Task description
Work out the number of lines containing "JSON". Answer with nothing but that number.

Data listing
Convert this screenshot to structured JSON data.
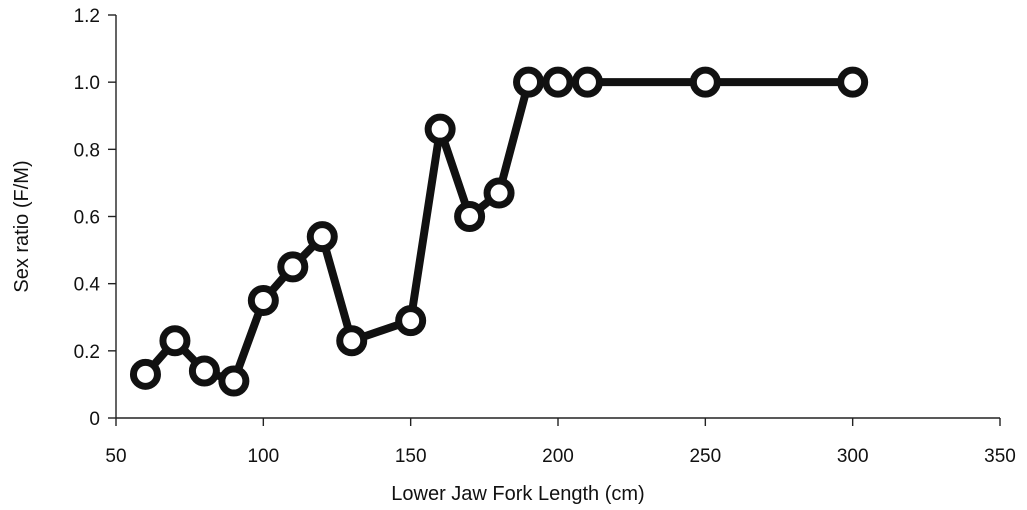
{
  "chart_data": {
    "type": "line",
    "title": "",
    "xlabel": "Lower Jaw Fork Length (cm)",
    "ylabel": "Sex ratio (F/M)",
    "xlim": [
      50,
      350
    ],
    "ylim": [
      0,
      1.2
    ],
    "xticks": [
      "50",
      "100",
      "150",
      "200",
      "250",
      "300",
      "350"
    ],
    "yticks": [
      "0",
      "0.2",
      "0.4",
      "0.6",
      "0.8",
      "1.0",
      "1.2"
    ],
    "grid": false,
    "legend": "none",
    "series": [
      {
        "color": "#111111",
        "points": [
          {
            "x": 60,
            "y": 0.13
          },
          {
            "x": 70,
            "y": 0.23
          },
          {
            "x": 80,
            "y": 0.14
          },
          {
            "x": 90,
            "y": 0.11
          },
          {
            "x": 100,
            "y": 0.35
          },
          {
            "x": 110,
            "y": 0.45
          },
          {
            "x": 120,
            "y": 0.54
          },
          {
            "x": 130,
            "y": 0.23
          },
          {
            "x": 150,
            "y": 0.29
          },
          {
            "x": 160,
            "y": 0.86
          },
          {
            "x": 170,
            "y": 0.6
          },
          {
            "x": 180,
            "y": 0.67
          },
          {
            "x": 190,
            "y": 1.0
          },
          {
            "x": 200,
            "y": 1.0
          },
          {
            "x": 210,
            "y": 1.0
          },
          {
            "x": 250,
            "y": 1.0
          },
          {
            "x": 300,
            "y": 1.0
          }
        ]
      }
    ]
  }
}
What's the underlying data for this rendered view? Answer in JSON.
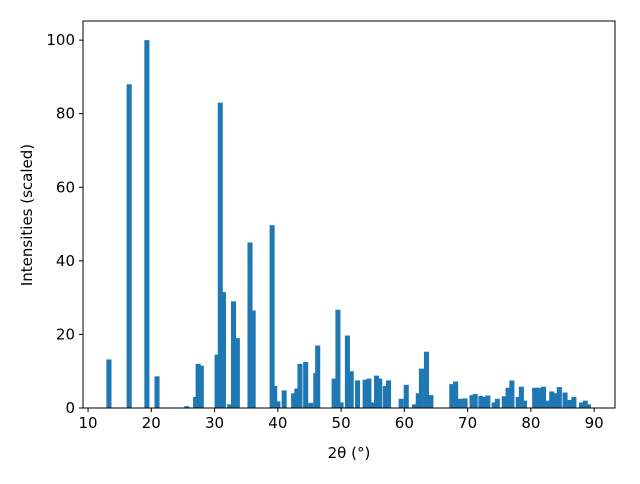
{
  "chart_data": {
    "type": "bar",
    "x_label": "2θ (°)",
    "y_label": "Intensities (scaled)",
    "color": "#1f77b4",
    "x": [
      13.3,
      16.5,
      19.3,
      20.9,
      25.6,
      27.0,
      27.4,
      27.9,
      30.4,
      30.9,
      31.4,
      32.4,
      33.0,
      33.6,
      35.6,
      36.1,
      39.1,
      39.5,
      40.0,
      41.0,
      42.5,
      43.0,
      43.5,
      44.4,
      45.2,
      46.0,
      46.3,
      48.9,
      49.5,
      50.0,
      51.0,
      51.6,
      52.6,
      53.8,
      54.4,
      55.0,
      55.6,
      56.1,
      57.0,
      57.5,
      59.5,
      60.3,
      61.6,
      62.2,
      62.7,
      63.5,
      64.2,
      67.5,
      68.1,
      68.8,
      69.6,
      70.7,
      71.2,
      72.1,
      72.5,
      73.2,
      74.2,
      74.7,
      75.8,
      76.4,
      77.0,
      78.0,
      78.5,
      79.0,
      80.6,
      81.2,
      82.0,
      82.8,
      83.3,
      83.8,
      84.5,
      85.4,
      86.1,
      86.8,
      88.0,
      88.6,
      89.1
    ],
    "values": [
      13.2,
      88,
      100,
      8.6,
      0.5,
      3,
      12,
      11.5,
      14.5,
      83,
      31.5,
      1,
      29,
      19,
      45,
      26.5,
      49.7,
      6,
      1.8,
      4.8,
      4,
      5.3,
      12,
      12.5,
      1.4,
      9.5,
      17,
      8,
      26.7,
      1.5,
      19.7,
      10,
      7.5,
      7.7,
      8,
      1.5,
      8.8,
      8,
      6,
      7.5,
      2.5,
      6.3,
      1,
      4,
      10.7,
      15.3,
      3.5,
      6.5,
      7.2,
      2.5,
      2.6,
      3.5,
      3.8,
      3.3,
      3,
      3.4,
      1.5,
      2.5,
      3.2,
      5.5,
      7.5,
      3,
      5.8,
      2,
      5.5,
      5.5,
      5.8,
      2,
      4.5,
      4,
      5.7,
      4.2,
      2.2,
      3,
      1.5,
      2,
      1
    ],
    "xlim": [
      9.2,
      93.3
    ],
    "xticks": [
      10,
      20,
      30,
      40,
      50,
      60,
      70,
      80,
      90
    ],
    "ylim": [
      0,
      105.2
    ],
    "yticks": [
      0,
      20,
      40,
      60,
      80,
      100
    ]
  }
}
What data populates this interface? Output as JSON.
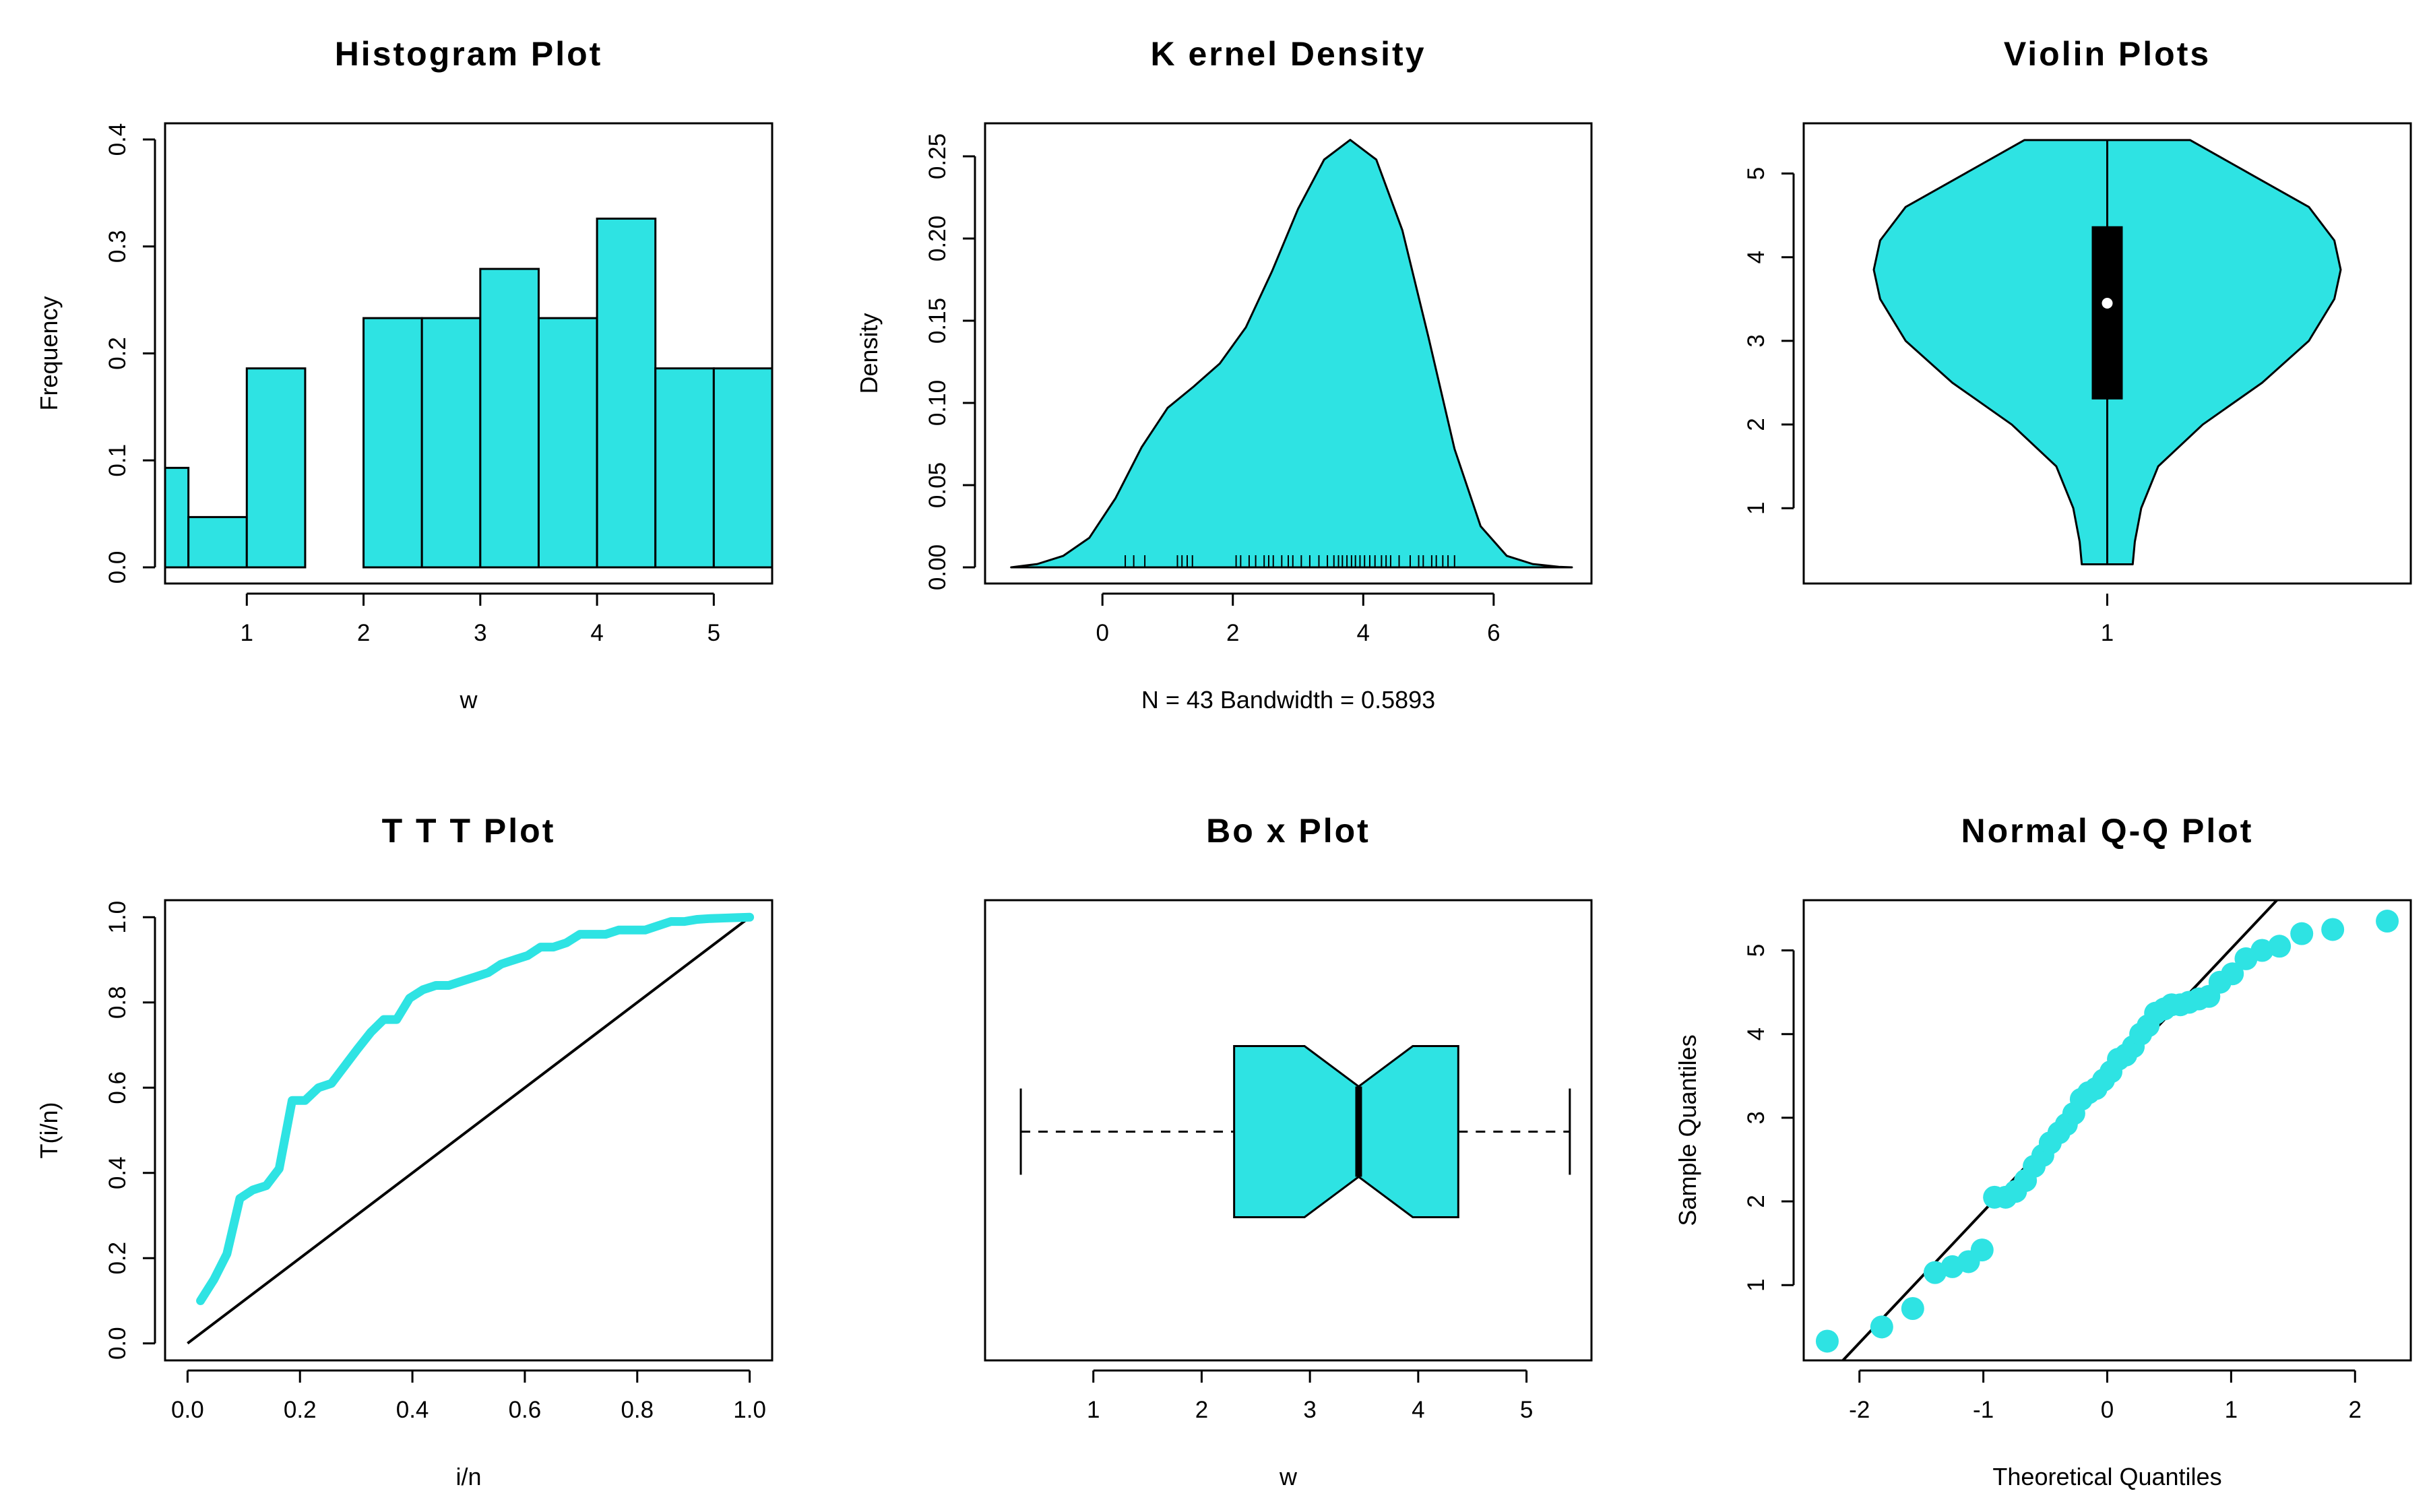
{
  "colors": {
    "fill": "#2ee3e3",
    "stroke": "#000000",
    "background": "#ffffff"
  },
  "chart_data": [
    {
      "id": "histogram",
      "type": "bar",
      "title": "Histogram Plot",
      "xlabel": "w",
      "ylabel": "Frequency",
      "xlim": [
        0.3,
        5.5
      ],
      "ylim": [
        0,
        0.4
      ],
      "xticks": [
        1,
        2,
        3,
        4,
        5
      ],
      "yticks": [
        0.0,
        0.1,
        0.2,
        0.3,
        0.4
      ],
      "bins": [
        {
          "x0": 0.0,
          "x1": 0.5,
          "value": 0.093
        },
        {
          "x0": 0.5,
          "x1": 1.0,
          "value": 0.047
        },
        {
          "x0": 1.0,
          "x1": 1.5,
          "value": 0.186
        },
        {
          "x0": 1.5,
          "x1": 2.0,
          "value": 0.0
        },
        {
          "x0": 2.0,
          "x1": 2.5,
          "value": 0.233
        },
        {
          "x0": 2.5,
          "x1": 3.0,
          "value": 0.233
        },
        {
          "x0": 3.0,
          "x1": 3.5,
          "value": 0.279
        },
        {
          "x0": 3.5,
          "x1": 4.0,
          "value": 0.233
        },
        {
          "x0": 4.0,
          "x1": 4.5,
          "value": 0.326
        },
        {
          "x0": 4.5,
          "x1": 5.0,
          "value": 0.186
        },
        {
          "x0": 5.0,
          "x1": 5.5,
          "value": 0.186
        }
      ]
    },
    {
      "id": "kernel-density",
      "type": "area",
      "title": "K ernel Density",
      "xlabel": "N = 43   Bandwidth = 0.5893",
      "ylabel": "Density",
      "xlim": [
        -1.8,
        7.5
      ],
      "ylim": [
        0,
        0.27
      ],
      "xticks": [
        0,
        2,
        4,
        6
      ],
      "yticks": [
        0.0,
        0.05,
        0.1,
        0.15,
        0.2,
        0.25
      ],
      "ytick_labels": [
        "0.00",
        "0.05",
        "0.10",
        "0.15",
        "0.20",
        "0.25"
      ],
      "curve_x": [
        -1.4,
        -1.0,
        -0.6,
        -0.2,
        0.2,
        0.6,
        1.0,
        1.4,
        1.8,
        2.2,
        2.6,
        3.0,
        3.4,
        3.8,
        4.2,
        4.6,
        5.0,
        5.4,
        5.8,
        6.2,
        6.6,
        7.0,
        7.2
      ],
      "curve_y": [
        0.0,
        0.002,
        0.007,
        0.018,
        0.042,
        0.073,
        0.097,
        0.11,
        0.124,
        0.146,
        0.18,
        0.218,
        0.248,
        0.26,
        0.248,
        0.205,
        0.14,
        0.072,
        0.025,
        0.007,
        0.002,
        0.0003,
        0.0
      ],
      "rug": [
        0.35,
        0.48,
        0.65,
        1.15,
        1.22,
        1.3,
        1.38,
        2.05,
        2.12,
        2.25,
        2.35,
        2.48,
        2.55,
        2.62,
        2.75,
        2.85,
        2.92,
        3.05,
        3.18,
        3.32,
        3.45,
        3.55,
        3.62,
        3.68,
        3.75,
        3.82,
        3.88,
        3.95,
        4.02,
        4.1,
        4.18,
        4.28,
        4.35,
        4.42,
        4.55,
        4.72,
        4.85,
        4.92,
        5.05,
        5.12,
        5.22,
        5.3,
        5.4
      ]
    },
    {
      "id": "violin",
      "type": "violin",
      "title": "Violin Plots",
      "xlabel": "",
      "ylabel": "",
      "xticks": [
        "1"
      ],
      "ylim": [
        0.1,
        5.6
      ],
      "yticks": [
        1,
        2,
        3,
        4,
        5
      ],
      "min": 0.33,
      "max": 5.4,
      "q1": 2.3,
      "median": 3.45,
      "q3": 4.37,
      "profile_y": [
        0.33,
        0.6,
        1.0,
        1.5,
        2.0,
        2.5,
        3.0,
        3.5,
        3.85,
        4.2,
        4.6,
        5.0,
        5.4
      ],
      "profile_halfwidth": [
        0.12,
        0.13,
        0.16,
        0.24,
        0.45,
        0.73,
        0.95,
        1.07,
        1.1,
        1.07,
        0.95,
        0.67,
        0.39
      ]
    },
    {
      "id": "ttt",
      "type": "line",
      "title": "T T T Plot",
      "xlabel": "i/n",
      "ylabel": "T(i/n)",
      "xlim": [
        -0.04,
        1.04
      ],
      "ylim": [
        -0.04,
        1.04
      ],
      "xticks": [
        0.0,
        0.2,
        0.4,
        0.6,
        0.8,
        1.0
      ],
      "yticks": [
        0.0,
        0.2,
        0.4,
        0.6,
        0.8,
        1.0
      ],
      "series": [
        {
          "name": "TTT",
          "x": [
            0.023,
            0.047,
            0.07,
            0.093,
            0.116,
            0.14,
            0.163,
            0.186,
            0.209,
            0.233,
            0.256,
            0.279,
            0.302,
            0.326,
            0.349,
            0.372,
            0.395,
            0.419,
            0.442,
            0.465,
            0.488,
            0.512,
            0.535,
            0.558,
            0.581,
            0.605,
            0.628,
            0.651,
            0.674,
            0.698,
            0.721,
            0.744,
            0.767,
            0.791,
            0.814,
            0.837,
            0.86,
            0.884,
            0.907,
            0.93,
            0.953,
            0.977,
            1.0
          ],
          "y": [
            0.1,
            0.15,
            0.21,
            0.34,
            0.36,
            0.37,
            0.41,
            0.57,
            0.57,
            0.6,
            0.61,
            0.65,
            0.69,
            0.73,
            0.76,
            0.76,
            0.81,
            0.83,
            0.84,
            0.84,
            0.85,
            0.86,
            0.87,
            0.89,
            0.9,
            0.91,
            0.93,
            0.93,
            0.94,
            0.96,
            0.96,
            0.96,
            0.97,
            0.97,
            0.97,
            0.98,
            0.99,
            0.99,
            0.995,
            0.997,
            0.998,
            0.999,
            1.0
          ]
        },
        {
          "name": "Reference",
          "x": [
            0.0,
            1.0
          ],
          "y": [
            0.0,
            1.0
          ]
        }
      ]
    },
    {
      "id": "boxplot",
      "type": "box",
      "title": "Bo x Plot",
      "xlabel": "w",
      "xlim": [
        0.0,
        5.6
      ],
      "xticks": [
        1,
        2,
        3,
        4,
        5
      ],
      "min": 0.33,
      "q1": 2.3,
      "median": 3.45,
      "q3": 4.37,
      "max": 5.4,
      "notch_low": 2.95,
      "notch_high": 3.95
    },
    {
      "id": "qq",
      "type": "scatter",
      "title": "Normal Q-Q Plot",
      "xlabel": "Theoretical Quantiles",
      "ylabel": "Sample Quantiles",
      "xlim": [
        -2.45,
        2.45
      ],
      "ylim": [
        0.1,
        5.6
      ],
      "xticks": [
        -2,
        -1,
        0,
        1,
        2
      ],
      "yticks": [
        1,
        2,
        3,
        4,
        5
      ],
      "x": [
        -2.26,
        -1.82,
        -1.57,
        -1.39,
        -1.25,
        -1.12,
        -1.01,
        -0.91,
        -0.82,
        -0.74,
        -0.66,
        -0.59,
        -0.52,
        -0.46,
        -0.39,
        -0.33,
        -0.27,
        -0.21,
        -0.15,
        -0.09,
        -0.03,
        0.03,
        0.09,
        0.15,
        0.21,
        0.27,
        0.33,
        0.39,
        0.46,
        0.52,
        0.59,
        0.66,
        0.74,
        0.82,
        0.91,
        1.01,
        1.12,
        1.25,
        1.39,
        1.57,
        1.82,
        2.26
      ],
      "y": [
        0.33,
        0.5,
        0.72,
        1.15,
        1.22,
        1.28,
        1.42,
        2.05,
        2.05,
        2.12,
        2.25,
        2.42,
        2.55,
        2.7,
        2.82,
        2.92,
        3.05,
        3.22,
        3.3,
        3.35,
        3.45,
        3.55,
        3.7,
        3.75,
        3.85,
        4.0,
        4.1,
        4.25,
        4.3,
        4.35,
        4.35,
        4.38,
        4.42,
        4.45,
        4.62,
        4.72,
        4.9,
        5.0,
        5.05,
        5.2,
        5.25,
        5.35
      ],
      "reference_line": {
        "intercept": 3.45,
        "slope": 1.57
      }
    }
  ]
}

Solution for this problem
3